Do this
Locate and copy each line in the data that contains the word "services".

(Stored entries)
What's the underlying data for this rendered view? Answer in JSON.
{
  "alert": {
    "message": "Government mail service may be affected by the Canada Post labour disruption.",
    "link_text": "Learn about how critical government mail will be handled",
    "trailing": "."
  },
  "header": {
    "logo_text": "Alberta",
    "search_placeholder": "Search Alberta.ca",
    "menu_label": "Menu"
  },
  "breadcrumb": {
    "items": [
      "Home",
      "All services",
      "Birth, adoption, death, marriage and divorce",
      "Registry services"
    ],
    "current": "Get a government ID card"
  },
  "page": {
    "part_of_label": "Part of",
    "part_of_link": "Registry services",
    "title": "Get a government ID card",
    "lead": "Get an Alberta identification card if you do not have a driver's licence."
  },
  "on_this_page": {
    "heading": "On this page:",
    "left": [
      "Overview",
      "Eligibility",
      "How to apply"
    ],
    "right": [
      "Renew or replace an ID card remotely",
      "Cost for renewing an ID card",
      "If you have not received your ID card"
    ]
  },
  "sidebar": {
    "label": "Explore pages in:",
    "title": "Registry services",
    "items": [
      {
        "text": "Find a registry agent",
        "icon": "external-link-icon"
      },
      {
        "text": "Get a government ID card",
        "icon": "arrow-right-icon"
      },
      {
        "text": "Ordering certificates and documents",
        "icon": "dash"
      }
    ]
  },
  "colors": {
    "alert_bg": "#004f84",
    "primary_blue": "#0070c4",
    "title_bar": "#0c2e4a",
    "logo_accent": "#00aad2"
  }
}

Task response
      "All services",
      "Registry services"
    "part_of_link": "Registry services",
    "title": "Registry services",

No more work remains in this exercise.